Material for this exercise
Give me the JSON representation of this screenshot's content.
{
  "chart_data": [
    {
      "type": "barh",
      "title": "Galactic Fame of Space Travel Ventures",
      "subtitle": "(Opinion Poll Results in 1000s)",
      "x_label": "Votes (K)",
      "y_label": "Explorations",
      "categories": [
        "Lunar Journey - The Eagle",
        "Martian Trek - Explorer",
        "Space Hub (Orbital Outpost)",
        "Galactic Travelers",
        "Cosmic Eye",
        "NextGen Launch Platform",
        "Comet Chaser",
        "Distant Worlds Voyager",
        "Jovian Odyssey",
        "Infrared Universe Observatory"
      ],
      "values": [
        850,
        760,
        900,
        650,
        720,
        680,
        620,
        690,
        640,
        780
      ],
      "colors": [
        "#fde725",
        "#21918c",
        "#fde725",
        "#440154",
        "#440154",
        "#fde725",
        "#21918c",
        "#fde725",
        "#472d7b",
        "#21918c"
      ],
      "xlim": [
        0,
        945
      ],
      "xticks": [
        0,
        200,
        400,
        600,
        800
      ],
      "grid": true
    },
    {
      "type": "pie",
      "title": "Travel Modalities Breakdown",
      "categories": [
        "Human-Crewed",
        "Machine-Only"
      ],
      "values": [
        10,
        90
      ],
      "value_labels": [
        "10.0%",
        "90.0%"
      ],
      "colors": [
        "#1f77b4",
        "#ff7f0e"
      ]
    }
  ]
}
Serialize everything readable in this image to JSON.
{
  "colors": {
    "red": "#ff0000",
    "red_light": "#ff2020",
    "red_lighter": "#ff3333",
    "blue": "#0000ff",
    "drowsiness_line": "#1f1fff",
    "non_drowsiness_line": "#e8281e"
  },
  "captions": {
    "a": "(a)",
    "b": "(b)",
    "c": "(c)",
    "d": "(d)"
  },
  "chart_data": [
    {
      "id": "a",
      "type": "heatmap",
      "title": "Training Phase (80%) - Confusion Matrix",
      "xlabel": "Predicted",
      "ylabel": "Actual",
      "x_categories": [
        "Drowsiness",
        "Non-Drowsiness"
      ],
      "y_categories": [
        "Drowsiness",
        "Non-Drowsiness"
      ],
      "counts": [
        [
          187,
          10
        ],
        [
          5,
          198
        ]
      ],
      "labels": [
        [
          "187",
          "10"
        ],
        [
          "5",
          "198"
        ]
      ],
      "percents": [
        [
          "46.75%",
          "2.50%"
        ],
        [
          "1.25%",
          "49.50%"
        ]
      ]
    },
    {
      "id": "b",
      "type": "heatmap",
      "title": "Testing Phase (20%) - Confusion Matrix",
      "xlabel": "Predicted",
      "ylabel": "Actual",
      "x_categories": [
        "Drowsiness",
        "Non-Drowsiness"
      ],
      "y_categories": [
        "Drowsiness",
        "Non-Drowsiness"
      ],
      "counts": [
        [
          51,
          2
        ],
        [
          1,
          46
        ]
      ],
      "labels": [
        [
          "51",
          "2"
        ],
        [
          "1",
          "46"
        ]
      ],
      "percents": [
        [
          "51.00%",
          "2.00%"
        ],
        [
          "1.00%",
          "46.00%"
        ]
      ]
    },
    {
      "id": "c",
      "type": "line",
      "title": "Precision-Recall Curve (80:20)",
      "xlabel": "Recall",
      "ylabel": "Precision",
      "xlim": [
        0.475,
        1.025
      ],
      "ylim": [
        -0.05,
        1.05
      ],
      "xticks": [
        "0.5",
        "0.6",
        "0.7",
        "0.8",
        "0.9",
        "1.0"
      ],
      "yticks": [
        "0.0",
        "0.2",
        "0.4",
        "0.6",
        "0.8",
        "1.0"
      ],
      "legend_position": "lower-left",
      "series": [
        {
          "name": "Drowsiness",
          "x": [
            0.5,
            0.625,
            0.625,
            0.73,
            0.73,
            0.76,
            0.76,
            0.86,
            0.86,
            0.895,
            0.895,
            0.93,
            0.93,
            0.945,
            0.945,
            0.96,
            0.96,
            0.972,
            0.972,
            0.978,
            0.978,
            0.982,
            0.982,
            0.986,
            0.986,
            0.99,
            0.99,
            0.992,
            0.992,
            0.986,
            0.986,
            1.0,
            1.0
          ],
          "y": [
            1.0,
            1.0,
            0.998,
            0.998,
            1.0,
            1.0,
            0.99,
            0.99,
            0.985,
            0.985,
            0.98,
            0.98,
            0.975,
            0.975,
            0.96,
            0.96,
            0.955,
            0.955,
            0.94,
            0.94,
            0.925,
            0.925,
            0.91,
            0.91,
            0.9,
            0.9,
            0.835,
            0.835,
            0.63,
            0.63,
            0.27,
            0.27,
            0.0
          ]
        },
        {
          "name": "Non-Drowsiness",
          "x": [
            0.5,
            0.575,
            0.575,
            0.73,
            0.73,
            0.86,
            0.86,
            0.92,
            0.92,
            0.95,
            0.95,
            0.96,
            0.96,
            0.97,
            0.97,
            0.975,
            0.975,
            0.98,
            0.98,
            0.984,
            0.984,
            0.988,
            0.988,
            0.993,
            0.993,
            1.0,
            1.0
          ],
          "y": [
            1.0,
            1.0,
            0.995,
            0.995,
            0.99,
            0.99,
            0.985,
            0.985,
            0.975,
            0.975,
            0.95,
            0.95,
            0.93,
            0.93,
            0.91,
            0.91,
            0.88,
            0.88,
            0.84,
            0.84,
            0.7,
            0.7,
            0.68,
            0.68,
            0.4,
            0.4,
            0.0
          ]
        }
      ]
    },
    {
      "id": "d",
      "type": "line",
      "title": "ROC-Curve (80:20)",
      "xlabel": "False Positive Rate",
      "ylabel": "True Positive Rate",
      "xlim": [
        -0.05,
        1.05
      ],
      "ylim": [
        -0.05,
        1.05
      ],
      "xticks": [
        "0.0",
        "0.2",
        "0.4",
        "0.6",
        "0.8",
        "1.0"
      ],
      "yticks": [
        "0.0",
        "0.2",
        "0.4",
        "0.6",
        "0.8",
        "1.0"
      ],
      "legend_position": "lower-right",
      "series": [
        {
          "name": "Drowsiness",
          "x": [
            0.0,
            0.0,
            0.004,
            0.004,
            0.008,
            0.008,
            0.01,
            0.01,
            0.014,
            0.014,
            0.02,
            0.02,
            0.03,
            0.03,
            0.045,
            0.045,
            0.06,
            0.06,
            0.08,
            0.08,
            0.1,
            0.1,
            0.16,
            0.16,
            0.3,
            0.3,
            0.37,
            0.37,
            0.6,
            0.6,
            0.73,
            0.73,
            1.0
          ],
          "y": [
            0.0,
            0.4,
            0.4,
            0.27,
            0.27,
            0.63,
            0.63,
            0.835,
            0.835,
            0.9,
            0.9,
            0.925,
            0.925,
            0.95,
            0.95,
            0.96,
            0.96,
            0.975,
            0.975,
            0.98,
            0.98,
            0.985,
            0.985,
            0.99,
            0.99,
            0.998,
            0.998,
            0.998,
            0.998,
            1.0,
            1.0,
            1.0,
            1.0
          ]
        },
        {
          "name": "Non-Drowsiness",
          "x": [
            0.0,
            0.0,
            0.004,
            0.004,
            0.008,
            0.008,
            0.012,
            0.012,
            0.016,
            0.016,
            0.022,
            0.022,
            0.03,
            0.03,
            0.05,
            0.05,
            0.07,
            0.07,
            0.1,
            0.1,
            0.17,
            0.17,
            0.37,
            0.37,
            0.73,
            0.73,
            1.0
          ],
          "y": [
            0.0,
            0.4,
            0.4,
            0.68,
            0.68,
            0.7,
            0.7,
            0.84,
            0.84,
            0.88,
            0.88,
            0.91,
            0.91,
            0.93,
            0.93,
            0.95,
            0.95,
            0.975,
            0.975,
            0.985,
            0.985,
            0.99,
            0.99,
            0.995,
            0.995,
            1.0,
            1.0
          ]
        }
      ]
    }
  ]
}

Do this
Search the data for the string "Precision". List each line that has it.

Task answer
      "title": "Precision-Recall Curve (80:20)",
      "ylabel": "Precision",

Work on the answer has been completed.